*Set exercise*: From the entries below, copy every line where the string "Area" appears.

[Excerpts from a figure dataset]
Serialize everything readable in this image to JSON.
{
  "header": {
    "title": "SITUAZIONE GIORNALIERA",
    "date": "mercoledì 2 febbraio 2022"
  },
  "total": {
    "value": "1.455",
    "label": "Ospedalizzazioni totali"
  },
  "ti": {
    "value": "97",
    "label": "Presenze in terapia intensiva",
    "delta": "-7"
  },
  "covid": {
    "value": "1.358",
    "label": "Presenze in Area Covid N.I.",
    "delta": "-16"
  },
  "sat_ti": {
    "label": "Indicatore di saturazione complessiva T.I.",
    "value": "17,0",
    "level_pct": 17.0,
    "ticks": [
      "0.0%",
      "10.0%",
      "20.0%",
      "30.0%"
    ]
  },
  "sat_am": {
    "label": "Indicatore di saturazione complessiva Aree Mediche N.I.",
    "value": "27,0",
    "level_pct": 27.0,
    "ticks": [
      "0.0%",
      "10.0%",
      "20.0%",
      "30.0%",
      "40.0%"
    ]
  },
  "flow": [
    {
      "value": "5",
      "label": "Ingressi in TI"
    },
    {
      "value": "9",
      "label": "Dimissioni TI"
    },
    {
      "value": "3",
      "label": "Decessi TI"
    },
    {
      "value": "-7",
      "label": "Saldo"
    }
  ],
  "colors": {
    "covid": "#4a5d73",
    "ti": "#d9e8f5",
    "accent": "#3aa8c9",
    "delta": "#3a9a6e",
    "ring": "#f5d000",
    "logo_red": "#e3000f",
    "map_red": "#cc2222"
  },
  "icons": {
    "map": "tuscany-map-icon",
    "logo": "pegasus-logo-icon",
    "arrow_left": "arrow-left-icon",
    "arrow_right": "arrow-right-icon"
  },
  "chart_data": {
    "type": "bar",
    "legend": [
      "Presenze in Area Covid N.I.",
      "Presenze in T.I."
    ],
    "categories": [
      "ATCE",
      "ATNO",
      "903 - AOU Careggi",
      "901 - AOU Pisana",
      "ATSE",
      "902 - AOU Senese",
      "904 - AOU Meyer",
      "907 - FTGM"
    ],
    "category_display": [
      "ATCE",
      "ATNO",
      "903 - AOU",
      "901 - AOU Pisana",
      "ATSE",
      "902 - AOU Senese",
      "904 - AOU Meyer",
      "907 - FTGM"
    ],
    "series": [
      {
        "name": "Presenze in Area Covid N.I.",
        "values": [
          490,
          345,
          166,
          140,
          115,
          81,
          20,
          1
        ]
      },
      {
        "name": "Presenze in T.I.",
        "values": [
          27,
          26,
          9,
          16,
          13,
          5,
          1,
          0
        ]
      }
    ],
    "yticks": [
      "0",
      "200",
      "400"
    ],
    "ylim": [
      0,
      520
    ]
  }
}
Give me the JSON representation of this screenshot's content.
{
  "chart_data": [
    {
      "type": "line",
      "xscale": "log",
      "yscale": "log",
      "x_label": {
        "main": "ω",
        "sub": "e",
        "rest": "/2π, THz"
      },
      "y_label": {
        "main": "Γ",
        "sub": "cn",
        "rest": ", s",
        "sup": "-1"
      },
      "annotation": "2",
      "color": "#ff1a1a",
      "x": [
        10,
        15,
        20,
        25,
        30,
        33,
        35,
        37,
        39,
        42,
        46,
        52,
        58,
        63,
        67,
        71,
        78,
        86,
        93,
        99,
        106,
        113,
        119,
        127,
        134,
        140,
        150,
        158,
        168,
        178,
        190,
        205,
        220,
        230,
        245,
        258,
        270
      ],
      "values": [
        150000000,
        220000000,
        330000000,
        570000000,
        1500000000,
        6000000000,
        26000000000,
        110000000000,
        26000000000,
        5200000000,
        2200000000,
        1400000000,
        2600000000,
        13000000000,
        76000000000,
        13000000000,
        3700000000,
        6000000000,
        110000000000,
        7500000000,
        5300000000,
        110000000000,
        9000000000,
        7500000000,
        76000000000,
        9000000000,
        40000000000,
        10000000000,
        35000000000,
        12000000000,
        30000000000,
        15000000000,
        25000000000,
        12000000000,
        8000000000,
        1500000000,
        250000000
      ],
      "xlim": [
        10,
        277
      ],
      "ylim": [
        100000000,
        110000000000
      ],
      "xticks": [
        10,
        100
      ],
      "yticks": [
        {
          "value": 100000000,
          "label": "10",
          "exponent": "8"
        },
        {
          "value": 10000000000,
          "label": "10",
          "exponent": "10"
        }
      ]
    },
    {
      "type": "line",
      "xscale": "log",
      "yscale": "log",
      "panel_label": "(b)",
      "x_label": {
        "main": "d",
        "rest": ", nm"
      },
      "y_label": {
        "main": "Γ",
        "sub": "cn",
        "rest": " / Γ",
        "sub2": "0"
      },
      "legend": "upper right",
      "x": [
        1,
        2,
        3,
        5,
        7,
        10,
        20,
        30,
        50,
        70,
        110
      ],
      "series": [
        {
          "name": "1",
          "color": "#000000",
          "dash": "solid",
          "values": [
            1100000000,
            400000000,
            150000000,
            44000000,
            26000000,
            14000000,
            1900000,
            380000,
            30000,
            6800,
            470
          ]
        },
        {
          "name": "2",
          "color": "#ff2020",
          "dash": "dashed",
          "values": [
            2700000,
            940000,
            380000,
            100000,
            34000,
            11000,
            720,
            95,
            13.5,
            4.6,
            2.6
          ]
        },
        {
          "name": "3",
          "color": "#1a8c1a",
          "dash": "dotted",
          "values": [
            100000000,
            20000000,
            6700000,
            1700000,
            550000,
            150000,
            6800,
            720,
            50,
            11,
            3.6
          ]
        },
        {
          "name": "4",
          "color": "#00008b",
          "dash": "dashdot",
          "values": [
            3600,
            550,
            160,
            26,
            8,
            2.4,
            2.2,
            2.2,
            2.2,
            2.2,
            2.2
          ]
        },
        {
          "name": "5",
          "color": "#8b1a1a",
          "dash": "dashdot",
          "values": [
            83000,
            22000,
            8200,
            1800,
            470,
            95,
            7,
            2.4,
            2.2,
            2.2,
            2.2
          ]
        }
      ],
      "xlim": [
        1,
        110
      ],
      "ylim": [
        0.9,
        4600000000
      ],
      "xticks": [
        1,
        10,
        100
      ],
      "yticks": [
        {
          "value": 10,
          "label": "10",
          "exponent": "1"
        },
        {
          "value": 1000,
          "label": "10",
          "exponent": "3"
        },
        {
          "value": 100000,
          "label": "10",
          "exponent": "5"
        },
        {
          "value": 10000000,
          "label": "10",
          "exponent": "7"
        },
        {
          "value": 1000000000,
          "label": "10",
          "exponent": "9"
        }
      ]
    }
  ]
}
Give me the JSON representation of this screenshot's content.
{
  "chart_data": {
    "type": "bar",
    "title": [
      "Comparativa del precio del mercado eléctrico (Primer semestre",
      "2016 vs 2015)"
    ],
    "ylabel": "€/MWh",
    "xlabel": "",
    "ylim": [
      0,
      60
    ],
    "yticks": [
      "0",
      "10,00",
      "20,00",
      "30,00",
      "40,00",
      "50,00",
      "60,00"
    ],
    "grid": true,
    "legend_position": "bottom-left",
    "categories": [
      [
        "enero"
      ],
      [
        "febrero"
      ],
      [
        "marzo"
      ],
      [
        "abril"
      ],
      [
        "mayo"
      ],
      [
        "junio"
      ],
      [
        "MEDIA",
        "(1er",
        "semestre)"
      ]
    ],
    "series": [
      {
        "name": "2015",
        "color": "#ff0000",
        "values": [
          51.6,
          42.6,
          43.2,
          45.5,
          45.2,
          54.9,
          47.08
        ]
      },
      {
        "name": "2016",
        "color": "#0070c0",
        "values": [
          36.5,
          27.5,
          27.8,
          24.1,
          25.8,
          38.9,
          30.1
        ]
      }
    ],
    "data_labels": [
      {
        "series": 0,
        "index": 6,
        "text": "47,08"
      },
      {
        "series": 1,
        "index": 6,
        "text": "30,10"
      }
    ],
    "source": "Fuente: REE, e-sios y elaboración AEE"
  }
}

*Finished exercise*:
    "label": "Presenze in Area Covid N.I.",
      "Presenze in Area Covid N.I.",
        "name": "Presenze in Area Covid N.I.",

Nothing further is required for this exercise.